DESCRIPTION OF THE TASK
Filter the listing below, copying every line in which the word "this" appears.

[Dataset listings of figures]
────
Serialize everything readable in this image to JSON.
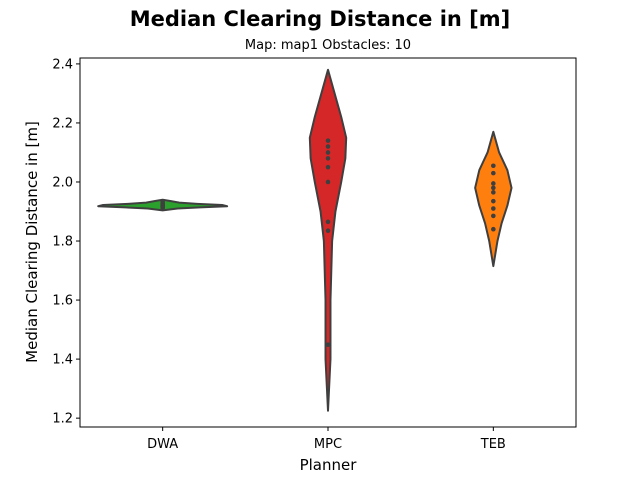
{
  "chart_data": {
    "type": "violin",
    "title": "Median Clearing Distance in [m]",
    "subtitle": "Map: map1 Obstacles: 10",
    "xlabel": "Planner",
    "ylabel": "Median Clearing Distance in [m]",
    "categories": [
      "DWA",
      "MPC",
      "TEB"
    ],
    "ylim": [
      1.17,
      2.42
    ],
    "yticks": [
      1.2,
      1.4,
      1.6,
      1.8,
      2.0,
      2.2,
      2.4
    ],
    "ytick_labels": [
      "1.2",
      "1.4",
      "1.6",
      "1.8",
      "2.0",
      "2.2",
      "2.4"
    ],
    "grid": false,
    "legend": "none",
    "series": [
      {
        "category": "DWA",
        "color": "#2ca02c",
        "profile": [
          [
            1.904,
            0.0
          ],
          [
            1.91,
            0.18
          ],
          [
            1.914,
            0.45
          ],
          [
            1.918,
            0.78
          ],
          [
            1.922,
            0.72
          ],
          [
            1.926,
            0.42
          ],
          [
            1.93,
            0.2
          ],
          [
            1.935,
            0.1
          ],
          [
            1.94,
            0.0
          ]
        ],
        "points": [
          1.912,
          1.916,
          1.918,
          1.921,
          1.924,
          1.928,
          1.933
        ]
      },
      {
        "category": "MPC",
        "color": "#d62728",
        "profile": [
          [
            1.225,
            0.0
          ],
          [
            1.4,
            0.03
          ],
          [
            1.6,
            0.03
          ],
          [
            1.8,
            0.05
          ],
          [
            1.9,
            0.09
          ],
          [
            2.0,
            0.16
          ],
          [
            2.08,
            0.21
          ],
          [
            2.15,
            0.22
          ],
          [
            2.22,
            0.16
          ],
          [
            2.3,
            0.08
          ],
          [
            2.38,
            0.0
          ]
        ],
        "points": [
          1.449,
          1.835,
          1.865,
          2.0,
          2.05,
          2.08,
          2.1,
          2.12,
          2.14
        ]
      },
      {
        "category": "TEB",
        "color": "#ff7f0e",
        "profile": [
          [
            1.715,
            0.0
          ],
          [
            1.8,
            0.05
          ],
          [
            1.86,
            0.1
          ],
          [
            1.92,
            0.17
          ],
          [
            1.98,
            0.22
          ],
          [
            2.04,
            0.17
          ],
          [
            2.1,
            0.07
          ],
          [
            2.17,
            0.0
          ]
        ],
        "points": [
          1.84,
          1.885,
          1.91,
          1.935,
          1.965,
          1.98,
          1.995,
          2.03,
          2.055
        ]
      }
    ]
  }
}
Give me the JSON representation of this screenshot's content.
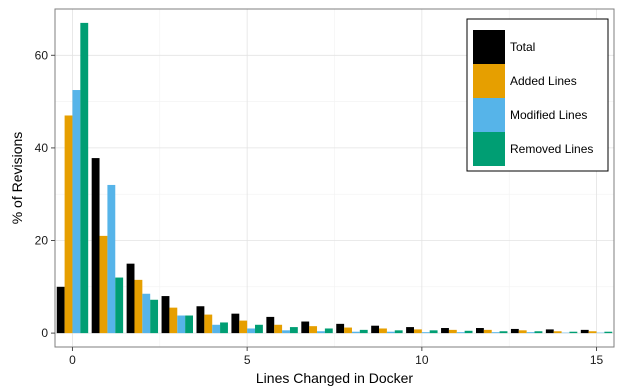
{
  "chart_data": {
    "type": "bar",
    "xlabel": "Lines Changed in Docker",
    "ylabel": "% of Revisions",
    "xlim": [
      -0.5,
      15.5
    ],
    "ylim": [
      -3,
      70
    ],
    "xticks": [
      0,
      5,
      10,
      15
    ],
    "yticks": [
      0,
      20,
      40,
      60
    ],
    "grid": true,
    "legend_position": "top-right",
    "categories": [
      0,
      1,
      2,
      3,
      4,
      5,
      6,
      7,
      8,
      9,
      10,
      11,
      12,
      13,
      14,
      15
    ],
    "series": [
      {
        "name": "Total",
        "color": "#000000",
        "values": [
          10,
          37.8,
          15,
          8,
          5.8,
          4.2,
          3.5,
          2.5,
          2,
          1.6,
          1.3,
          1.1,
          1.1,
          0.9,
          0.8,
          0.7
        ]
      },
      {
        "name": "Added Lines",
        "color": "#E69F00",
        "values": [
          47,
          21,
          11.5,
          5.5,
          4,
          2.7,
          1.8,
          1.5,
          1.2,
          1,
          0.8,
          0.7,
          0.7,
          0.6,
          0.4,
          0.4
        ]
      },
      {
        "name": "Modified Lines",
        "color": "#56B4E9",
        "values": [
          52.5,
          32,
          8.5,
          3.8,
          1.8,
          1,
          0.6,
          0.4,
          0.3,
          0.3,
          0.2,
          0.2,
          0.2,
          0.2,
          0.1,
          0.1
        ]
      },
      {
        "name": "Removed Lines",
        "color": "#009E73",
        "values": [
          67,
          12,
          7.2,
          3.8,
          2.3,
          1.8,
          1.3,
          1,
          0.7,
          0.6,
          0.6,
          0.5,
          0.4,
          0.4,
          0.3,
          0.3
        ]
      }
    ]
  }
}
────
WRITTEN RESPONSE
Serialize everything readable in this image to JSON.
Give me the JSON representation of this screenshot's content.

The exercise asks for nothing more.